*TASK*
Reproduce each line of the listing exactly.

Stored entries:

*****

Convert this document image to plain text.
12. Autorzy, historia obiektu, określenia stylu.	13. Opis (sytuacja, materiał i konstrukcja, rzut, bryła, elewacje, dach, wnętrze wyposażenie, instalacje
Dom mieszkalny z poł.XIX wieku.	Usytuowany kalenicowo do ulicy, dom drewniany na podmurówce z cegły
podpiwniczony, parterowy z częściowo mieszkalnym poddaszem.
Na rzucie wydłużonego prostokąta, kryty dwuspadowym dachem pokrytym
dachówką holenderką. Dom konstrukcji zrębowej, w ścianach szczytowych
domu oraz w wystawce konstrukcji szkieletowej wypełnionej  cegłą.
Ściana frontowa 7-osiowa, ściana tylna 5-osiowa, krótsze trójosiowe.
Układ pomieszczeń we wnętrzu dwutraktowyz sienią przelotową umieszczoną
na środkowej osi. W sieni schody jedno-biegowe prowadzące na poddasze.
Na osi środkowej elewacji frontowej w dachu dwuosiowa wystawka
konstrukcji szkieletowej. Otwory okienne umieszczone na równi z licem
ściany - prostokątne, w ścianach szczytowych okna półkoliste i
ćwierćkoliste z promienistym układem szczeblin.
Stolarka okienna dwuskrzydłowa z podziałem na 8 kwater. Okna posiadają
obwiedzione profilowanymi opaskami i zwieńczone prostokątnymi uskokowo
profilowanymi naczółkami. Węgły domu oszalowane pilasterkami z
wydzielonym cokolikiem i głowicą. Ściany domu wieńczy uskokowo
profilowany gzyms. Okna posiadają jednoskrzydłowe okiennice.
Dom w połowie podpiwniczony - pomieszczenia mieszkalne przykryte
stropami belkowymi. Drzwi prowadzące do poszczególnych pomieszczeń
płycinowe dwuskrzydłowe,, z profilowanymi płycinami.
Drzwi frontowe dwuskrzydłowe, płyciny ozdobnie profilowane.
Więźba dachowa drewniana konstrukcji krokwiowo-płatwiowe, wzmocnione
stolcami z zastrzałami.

*****

*TASK OUTPUT*
Convert this document image to plain text.
12. Autorzy, historia obiektu, określenia stylu.	13. Opis (sytuacja, materiał i konstrukcja, rzut, bryła, elewacje, dach, wnętrze wyposażenie, instalacje
Dom mieszkalny z poł.XIX wieku.	Usytuowany kalenicowo do ulicy, dom drewniany na podmurówce z cegły
podpiwniczony, parterowy z częściowo mieszkalnym poddaszem.
Na rzucie wydłużonego prostokąta, kryty dwuspadowym dachem pokrytym
dachówką holenderką. Dom konstrukcji zrębowej, w ścianach szczytowych
domu oraz w wystawce konstrukcji szkieletowej wypełnionej  cegłą.
Ściana frontowa 7-osiowa, ściana tylna 5-osiowa, krótsze trójosiowe.
Układ pomieszczeń we wnętrzu dwutraktowyz sienią przelotową umieszczoną
na środkowej osi. W sieni schody jedno-biegowe prowadzące na poddasze.
Na osi środkowej elewacji frontowej w dachu dwuosiowa wystawka
konstrukcji szkieletowej. Otwory okienne umieszczone na równi z licem
ściany - prostokątne, w ścianach szczytowych okna półkoliste i
ćwierćkoliste z promienistym układem szczeblin.
Stolarka okienna dwuskrzydłowa z podziałem na 8 kwater. Okna posiadają
obwiedzione profilowanymi opaskami i zwieńczone prostokątnymi uskokowo
profilowanymi naczółkami. Węgły domu oszalowane pilasterkami z
wydzielonym cokolikiem i głowicą. Ściany domu wieńczy uskokowo
profilowany gzyms. Okna posiadają jednoskrzydłowe okiennice.
Dom w połowie podpiwniczony - pomieszczenia mieszkalne przykryte
stropami belkowymi. Drzwi prowadzące do poszczególnych pomieszczeń
płycinowe dwuskrzydłowe,, z profilowanymi płycinami.
Drzwi frontowe dwuskrzydłowe, płyciny ozdobnie profilowane.
Więźba dachowa drewniana konstrukcji krokwiowo-płatwiowe, wzmocnione
stolcami z zastrzałami.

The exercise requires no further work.